=== What you have to do ===
Retype the material below. Keep every word exactly as it is.

=== Extracted material ===
============================================================

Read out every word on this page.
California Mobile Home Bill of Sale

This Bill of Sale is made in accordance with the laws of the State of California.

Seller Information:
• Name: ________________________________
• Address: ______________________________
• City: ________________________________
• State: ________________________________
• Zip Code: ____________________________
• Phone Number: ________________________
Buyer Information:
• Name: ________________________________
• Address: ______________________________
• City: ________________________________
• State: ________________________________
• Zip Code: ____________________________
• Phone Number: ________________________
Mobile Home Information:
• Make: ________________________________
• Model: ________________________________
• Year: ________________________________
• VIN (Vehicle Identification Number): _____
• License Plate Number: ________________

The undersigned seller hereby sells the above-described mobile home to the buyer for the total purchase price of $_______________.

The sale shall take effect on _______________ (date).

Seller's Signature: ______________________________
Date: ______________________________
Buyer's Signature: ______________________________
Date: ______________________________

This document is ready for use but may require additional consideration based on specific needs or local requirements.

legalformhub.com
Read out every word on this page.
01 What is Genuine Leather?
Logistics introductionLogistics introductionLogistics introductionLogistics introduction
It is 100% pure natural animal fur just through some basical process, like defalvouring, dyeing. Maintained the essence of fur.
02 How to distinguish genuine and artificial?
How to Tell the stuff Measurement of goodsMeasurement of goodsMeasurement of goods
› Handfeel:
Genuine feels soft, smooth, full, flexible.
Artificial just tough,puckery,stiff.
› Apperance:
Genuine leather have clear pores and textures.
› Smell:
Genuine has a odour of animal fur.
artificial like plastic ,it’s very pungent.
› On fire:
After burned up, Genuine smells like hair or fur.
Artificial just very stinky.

============================================================

=== Response below ===
Read out every word on this page.
California Mobile Home Bill of Sale

This Bill of Sale is made in accordance with the laws of the State of California.

Seller Information:
• Name: ________________________________
• Address: ______________________________
• City: ________________________________
• State: ________________________________
• Zip Code: ____________________________
• Phone Number: ________________________
Buyer Information:
• Name: ________________________________
• Address: ______________________________
• City: ________________________________
• State: ________________________________
• Zip Code: ____________________________
• Phone Number: ________________________
Mobile Home Information:
• Make: ________________________________
• Model: ________________________________
• Year: ________________________________
• VIN (Vehicle Identification Number): _____
• License Plate Number: ________________

The undersigned seller hereby sells the above-described mobile home to the buyer for the total purchase price of $_______________.

The sale shall take effect on _______________ (date).

Seller's Signature: ______________________________
Date: ______________________________
Buyer's Signature: ______________________________
Date: ______________________________

This document is ready for use but may require additional consideration based on specific needs or local requirements.

legalformhub.com
Read out every word on this page.
01 What is Genuine Leather?
Logistics introductionLogistics introductionLogistics introductionLogistics introduction
It is 100% pure natural animal fur just through some basical process, like defalvouring, dyeing. Maintained the essence of fur.
02 How to distinguish genuine and artificial?
How to Tell the stuff Measurement of goodsMeasurement of goodsMeasurement of goods
› Handfeel:
Genuine feels soft, smooth, full, flexible.
Artificial just tough,puckery,stiff.
› Apperance:
Genuine leather have clear pores and textures.
› Smell:
Genuine has a odour of animal fur.
artificial like plastic ,it’s very pungent.
› On fire:
After burned up, Genuine smells like hair or fur.
Artificial just very stinky.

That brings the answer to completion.